Dataset rows about figures:
· · · · ·
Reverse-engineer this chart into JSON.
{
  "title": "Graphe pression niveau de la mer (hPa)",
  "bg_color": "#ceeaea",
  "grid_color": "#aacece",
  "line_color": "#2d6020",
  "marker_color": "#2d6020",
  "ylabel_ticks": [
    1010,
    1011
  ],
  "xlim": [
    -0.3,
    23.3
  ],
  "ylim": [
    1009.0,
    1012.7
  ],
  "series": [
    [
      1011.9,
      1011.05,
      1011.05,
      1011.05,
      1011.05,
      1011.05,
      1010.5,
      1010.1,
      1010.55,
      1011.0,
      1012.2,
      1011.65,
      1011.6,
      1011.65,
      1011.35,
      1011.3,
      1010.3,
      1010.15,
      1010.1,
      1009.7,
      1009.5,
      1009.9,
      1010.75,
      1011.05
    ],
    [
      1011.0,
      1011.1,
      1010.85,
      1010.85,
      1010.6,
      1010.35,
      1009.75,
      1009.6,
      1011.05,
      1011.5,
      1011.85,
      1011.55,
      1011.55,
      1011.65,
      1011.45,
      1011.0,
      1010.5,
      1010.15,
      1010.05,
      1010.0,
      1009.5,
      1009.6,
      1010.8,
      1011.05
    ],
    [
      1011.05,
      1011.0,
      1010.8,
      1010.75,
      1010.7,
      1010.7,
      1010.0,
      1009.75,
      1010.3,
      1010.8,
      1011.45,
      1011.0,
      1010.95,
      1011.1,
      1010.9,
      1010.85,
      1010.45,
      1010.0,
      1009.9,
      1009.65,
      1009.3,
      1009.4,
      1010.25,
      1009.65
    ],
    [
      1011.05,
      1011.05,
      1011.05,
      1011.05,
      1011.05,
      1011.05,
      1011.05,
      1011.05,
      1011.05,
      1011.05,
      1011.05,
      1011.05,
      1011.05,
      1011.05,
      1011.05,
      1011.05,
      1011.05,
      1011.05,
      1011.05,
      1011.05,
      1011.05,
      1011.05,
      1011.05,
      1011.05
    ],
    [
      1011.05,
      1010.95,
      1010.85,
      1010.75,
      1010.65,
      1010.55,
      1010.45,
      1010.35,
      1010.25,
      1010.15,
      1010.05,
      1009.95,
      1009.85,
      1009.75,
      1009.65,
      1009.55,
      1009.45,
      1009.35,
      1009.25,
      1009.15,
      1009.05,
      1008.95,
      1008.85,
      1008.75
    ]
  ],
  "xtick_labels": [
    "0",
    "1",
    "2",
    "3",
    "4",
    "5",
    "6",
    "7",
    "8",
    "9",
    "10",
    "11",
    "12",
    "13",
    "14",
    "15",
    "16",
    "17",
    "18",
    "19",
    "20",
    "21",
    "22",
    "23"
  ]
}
· · · · ·
Transcribe the full listing above without leaving anything out.

Reverse-engineer this chart into JSON.
{
  "title": "Graphe pression niveau de la mer (hPa)",
  "bg_color": "#ceeaea",
  "grid_color": "#aacece",
  "line_color": "#2d6020",
  "marker_color": "#2d6020",
  "ylabel_ticks": [
    1010,
    1011
  ],
  "xlim": [
    -0.3,
    23.3
  ],
  "ylim": [
    1009.0,
    1012.7
  ],
  "series": [
    [
      1011.9,
      1011.05,
      1011.05,
      1011.05,
      1011.05,
      1011.05,
      1010.5,
      1010.1,
      1010.55,
      1011.0,
      1012.2,
      1011.65,
      1011.6,
      1011.65,
      1011.35,
      1011.3,
      1010.3,
      1010.15,
      1010.1,
      1009.7,
      1009.5,
      1009.9,
      1010.75,
      1011.05
    ],
    [
      1011.0,
      1011.1,
      1010.85,
      1010.85,
      1010.6,
      1010.35,
      1009.75,
      1009.6,
      1011.05,
      1011.5,
      1011.85,
      1011.55,
      1011.55,
      1011.65,
      1011.45,
      1011.0,
      1010.5,
      1010.15,
      1010.05,
      1010.0,
      1009.5,
      1009.6,
      1010.8,
      1011.05
    ],
    [
      1011.05,
      1011.0,
      1010.8,
      1010.75,
      1010.7,
      1010.7,
      1010.0,
      1009.75,
      1010.3,
      1010.8,
      1011.45,
      1011.0,
      1010.95,
      1011.1,
      1010.9,
      1010.85,
      1010.45,
      1010.0,
      1009.9,
      1009.65,
      1009.3,
      1009.4,
      1010.25,
      1009.65
    ],
    [
      1011.05,
      1011.05,
      1011.05,
      1011.05,
      1011.05,
      1011.05,
      1011.05,
      1011.05,
      1011.05,
      1011.05,
      1011.05,
      1011.05,
      1011.05,
      1011.05,
      1011.05,
      1011.05,
      1011.05,
      1011.05,
      1011.05,
      1011.05,
      1011.05,
      1011.05,
      1011.05,
      1011.05
    ],
    [
      1011.05,
      1010.95,
      1010.85,
      1010.75,
      1010.65,
      1010.55,
      1010.45,
      1010.35,
      1010.25,
      1010.15,
      1010.05,
      1009.95,
      1009.85,
      1009.75,
      1009.65,
      1009.55,
      1009.45,
      1009.35,
      1009.25,
      1009.15,
      1009.05,
      1008.95,
      1008.85,
      1008.75
    ]
  ],
  "xtick_labels": [
    "0",
    "1",
    "2",
    "3",
    "4",
    "5",
    "6",
    "7",
    "8",
    "9",
    "10",
    "11",
    "12",
    "13",
    "14",
    "15",
    "16",
    "17",
    "18",
    "19",
    "20",
    "21",
    "22",
    "23"
  ]
}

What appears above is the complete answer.